#### Task objective:
Read the listing below and copy out every line that holds "Vegan".

#### Data rows:

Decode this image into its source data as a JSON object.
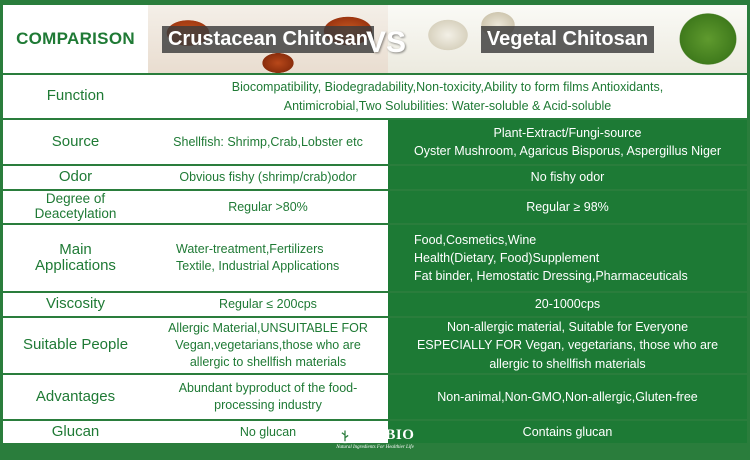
{
  "header": {
    "comparison": "COMPARISON",
    "crustacean_title": "Crustacean Chitosan",
    "vs": "VS",
    "vegetal_title": "Vegetal Chitosan"
  },
  "rows": {
    "function": {
      "label": "Function",
      "text_line1": "Biocompatibility, Biodegradability,Non-toxicity,Ability to form films Antioxidants,",
      "text_line2": "Antimicrobial,Two Solubilities: Water-soluble & Acid-soluble"
    },
    "source": {
      "label": "Source",
      "crustacean": "Shellfish: Shrimp,Crab,Lobster etc",
      "vegetal_line1": "Plant-Extract/Fungi-source",
      "vegetal_line2": "Oyster Mushroom, Agaricus Bisporus, Aspergillus Niger"
    },
    "odor": {
      "label": "Odor",
      "crustacean": "Obvious fishy (shrimp/crab)odor",
      "vegetal": "No fishy odor"
    },
    "deacetylation": {
      "label_line1": "Degree of",
      "label_line2": "Deacetylation",
      "crustacean": "Regular >80%",
      "vegetal": "Regular ≥ 98%"
    },
    "applications": {
      "label_line1": "Main",
      "label_line2": "Applications",
      "crustacean_line1": "Water-treatment,Fertilizers",
      "crustacean_line2": "Textile, Industrial Applications",
      "vegetal_line1": "Food,Cosmetics,Wine",
      "vegetal_line2": "Health(Dietary, Food)Supplement",
      "vegetal_line3": "Fat binder, Hemostatic Dressing,Pharmaceuticals"
    },
    "viscosity": {
      "label": "Viscosity",
      "crustacean": "Regular ≤ 200cps",
      "vegetal": "20-1000cps"
    },
    "people": {
      "label": "Suitable People",
      "crustacean_line1": "Allergic Material,UNSUITABLE FOR",
      "crustacean_line2": "Vegan,vegetarians,those who are",
      "crustacean_line3": "allergic to shellfish materials",
      "vegetal_line1": "Non-allergic material, Suitable for Everyone",
      "vegetal_line2": "ESPECIALLY FOR Vegan, vegetarians, those who are",
      "vegetal_line3": "allergic to shellfish materials"
    },
    "advantages": {
      "label": "Advantages",
      "crustacean_line1": "Abundant byproduct of the food-",
      "crustacean_line2": "processing industry",
      "vegetal": "Non-animal,Non-GMO,Non-allergic,Gluten-free"
    },
    "glucan": {
      "label": "Glucan",
      "crustacean": "No glucan",
      "vegetal": "Contains glucan"
    }
  },
  "logo": {
    "name": "CHIBIO",
    "tagline": "Natural Ingredients For Healthier Life"
  },
  "colors": {
    "brand_green": "#1f7a35",
    "background_green": "#2a7d3c",
    "cell_white": "#ffffff"
  }
}
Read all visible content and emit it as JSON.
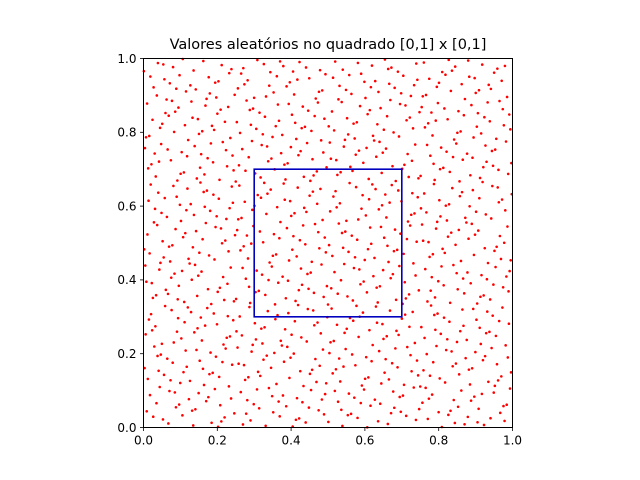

#### Completed task:
      "crustacean_line2": "Vegan,vegetarians,those who are",
      "vegetal_line2": "ESPECIALLY FOR Vegan, vegetarians, those who are",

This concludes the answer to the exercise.